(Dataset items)

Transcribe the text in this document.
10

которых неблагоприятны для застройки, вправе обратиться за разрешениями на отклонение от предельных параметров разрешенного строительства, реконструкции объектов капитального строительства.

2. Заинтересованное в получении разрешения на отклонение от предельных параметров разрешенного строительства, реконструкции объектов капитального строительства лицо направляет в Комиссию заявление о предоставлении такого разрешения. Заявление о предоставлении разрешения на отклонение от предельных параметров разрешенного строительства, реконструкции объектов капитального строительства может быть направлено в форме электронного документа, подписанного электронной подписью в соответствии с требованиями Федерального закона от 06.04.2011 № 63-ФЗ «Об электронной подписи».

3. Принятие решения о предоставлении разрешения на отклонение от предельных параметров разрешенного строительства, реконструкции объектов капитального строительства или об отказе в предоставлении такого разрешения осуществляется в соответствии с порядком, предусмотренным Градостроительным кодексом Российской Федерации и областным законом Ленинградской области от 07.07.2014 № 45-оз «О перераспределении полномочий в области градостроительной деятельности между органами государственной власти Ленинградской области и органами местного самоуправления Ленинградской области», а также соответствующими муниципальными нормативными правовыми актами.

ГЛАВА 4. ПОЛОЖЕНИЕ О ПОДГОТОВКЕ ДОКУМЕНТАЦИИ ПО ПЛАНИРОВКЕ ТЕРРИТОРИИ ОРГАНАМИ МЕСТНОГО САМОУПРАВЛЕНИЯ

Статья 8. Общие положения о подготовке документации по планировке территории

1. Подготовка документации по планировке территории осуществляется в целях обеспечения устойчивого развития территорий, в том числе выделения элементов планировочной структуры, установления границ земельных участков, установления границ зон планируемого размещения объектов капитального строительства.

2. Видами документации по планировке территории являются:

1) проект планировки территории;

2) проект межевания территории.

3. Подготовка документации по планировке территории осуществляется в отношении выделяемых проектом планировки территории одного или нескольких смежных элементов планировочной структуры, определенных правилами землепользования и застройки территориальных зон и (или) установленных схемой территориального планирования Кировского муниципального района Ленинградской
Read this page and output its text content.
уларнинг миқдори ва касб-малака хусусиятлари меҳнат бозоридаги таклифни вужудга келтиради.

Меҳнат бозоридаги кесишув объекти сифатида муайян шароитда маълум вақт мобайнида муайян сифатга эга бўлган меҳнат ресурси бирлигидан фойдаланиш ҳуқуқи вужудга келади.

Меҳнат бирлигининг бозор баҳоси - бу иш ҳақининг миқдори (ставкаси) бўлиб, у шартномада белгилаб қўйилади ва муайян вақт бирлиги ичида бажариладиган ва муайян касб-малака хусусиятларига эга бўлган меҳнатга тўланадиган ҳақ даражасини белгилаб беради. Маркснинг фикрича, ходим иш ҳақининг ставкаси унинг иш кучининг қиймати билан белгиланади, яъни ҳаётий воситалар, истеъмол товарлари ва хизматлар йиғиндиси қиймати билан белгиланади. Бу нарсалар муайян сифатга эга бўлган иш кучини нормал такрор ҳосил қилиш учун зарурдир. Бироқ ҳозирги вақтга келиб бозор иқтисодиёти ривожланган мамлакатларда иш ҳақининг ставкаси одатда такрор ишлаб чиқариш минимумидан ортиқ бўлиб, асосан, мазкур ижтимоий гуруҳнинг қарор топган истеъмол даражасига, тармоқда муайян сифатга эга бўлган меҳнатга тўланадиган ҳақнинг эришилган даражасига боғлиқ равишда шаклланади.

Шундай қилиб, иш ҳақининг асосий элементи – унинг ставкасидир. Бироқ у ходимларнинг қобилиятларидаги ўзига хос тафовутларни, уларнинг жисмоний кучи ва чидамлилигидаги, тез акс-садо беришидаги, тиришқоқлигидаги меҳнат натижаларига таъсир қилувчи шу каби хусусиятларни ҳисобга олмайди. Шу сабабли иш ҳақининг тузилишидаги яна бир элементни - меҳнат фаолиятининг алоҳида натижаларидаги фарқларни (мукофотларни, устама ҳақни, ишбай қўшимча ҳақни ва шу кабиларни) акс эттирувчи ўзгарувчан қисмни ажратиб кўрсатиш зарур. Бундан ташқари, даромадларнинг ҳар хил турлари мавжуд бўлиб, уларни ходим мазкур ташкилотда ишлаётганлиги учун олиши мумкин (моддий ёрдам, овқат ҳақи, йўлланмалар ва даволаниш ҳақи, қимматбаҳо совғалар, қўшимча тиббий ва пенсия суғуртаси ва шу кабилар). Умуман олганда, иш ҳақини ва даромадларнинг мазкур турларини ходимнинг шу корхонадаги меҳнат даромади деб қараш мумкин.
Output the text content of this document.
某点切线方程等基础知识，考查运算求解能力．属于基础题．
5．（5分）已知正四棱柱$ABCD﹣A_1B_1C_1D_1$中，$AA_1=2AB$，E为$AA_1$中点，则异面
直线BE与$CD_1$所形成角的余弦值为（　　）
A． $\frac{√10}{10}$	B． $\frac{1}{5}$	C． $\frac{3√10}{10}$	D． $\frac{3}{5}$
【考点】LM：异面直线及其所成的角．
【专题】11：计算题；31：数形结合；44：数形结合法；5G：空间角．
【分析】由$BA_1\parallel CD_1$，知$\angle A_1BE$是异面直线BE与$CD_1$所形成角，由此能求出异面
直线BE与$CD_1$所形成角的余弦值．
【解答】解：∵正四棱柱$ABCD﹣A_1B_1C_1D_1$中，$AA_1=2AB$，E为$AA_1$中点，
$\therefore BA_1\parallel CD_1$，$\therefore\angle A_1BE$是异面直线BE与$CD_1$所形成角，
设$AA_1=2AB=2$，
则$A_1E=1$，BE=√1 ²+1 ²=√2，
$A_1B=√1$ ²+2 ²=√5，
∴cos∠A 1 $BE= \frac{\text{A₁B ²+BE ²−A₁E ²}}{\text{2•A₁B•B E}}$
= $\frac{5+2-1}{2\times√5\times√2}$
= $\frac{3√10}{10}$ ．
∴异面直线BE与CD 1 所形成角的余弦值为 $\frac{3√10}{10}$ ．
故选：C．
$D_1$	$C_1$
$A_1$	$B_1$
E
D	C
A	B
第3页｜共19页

*EXERCISE*: For each line of the listing that holds the word "бозоридаги", show that line.

*EXERCISE SOLUTION*:
уларнинг миқдори ва касб-малака хусусиятлари меҳнат бозоридаги таклифни вужудга келтиради.
Меҳнат бозоридаги кесишув объекти сифатида муайян шароитда маълум вақт мобайнида муайян сифатга эга бўлган меҳнат ресурси бирлигидан фойдаланиш ҳуқуқи вужудга келади.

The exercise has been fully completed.